In the event a named executive officer becomes entitled to any payments and benefits (including but not limited to payments and benefits pursuant to the employment agreements) that the executive would receive in connection with a change in control, or the transaction payments, that would constitute a “parachute payment” within the meaning of Section 280G of the Code, and would be subject to excise tax imposed by Section 4999 of the Code (the “excise tax”), then the employment agreements, including Mr. Narachi’s employment agreement, provide for a “best-after tax” analysis with respect to such payments, under which we shall cause to be determined before any amounts of such transaction payments are paid to the executive which of the following two alternative forms of payment would result in executive’s receipt, on an after-tax basis, of the greater amount of the transaction payment notwithstanding that all or some portion of the transaction payment may be subject to the excise tax: (i) payment in full of the entire amount of the transaction payment, or (ii) payment of only a part of the transaction payment so that the executive receives the largest payment possible without the imposition of the excise tax.

The named executive officer employment agreements also include standard noncompetition covenants on the part of the executives. The employment agreements provide that, during the term of each named executive officer’s employment with us, he or she may not compete with our business in any manner. The employment agreements also reaffirm the named executive officers’ obligations under our standard employee proprietary information and inventions agreement to which each such executive is a party.

===============

◆ Exercise set ◆
a. Answer these about the excerpt on executive employment agreements:
(i) Which section of the Code gives the meaning of a "parachute payment"?
(ii) Which section of the Code imposes the excise tax?
(iii) During what period may a named executive officer not compete with the business in any manner?
b. Please retype everything from "The named executive officer employment" down to "is a party." in the excerpt on executive employment agreements.
c. Carry the excerpt on executive employment agreements on from the point where it stops.
The data is not needed for anything here.

===============

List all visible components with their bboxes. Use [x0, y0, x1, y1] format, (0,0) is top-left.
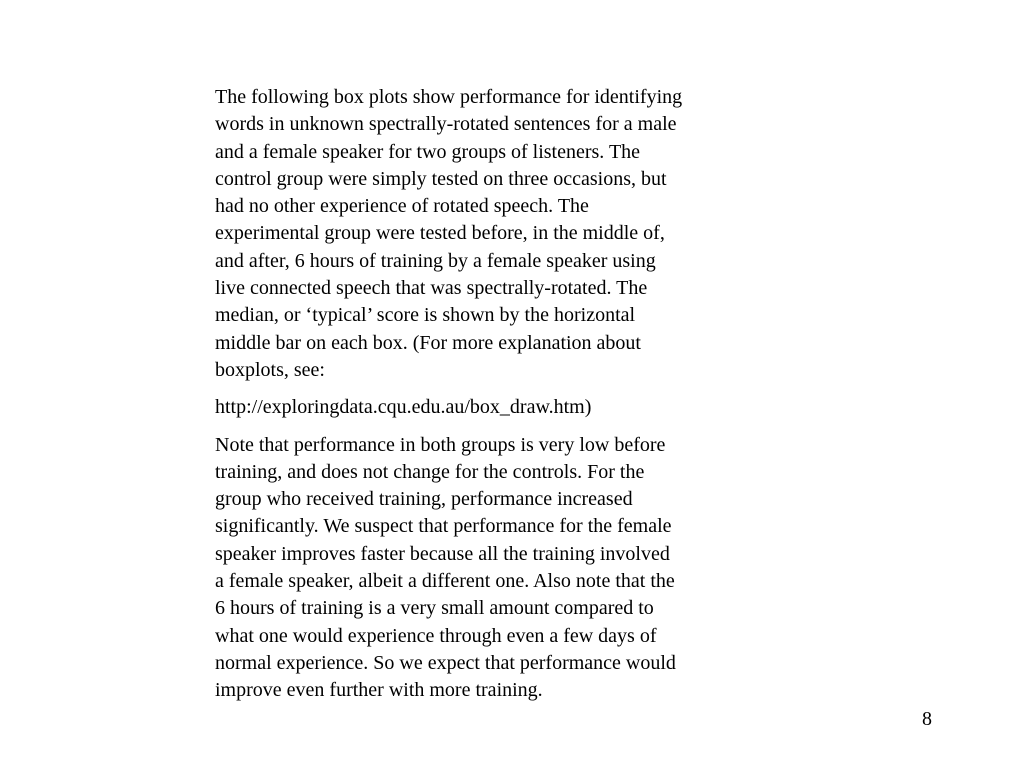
body-text: [215, 84, 763, 705]
note-paragraph: Note that performance in both groups is very low before training, and does not change for the controls. For the group who received training, performance increased significantly. We suspect that performance for the female speaker improves faster because all the training involved a female speaker, albeit a different one. Also note that the 6 hours of training is a very small amount compared to what one would experience through even a few days of normal experience. So we expect that performance would improve even further with more training.: [215, 433, 676, 702]
intro-paragraph: The following box plots show performance for identifying words in unknown spectrally-rotated sentences for a male and a female speaker for two groups of listeners. The control group were simply tested on three occasions, but had no other experience of rotated speech. The experimental group were tested before, in the middle of, and after, 6 hours of training by a female speaker using live connected speech that was spectrally-rotated. The median, or ‘typical’ score is shown by the horizontal middle bar on each box. (For more explanation about boxplots, see:: [215, 86, 683, 381]
page-number: 8: [922, 708, 932, 730]
reference-link-text: http://exploringdata.cqu.edu.au/box_draw.htm): [215, 396, 592, 419]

===============

◆ Answers for this exercise ◆
a.
(i) Section 280G
(ii) Section 4999
(iii) During the term of his or her employment

b.
The named executive officer employment agreements also include standard noncompetition covenants on the part of the executives. The employment agreements provide that, during the term of each named executive officer’s employment with us, he or she may not compete with our business in any manner. The employment agreements also reaffirm the named executive officers’ obligations under our standard employee proprietary information and inventions agreement to which each such executive is a party.

c.
Potential Payments Upon Termination Without Cause

The following table sets forth quantitative estimates of the benefits that would have accrued to each of our named executive officers if his or her employment had been terminated without cause on December 31, 2014. The amounts below reflect potential payments pursuant to the employment agreements for such named executive officers.

 

Name of Executive Officer

   Cash
Severance
($)(1)
     Value of
Accelerated
Equity
Awards
($)
     Value of
COBRA
insurance
payment

($)
     Total
($)(2)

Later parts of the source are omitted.